» WORK TO BE COMPLETED: Every entry is to be transcribed as it stands. Images stay out.

» EXERCISE DATA:
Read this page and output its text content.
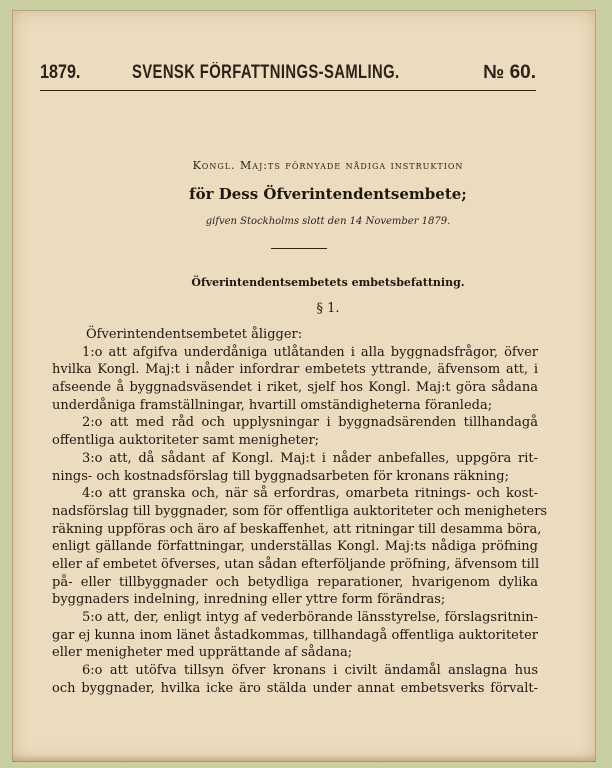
1879.	SVENSK FÖRFATTNINGS-SAMLING.	№ 60.
Kongl. Maj:ts förnyade nådiga instruktion
för Dess Öfverintendentsembete;
gifven Stockholms slott den 14 November 1879.
Öfverintendentsembetets embetsbefattning.
§ 1.
Öfverintendentsembetet åligger:
1:o att afgifva underdåniga utlåtanden i alla byggnadsfrågor, öfver
hvilka Kongl. Maj:t i nåder infordrar embetets yttrande, äfvensom att, i
afseende å byggnadsväsendet i riket, sjelf hos Kongl. Maj:t göra sådana
underdåniga framställningar, hvartill omständigheterna föranleda;
2:o att med råd och upplysningar i byggnadsärenden tillhandagå
offentliga auktoriteter samt menigheter;
3:o att, då sådant af Kongl. Maj:t i nåder anbefalles, uppgöra rit-
nings- och kostnadsförslag till byggnadsarbeten för kronans räkning;
4:o att granska och, när så erfordras, omarbeta ritnings- och kost-
nadsförslag till byggnader, som för offentliga auktoriteter och menigheters
räkning uppföras och äro af beskaffenhet, att ritningar till desamma böra,
enligt gällande författningar, underställas Kongl. Maj:ts nådiga pröfning
eller af embetet öfverses, utan sådan efterföljande pröfning, äfvensom till
på- eller tillbyggnader och betydliga reparationer, hvarigenom dylika
byggnaders indelning, inredning eller yttre form förändras;
5:o att, der, enligt intyg af vederbörande länsstyrelse, förslagsritnin-
gar ej kunna inom länet åstadkommas, tillhandagå offentliga auktoriteter
eller menigheter med upprättande af sådana;
6:o att utöfva tillsyn öfver kronans i civilt ändamål anslagna hus
och byggnader, hvilka icke äro stälda under annat embetsverks förvalt-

» WRITTEN REPLY:
Read this page and output its text content.
1879.	SVENSK FÖRFATTNINGS-SAMLING.	№ 60.
Kongl. Maj:ts förnyade nådiga instruktion
för Dess Öfverintendentsembete;
gifven Stockholms slott den 14 November 1879.
Öfverintendentsembetets embetsbefattning.
§ 1.
Öfverintendentsembetet åligger:
1:o att afgifva underdåniga utlåtanden i alla byggnadsfrågor, öfver
hvilka Kongl. Maj:t i nåder infordrar embetets yttrande, äfvensom att, i
afseende å byggnadsväsendet i riket, sjelf hos Kongl. Maj:t göra sådana
underdåniga framställningar, hvartill omständigheterna föranleda;
2:o att med råd och upplysningar i byggnadsärenden tillhandagå
offentliga auktoriteter samt menigheter;
3:o att, då sådant af Kongl. Maj:t i nåder anbefalles, uppgöra rit-
nings- och kostnadsförslag till byggnadsarbeten för kronans räkning;
4:o att granska och, när så erfordras, omarbeta ritnings- och kost-
nadsförslag till byggnader, som för offentliga auktoriteter och menigheters
räkning uppföras och äro af beskaffenhet, att ritningar till desamma böra,
enligt gällande författningar, underställas Kongl. Maj:ts nådiga pröfning
eller af embetet öfverses, utan sådan efterföljande pröfning, äfvensom till
på- eller tillbyggnader och betydliga reparationer, hvarigenom dylika
byggnaders indelning, inredning eller yttre form förändras;
5:o att, der, enligt intyg af vederbörande länsstyrelse, förslagsritnin-
gar ej kunna inom länet åstadkommas, tillhandagå offentliga auktoriteter
eller menigheter med upprättande af sådana;
6:o att utöfva tillsyn öfver kronans i civilt ändamål anslagna hus
och byggnader, hvilka icke äro stälda under annat embetsverks förvalt-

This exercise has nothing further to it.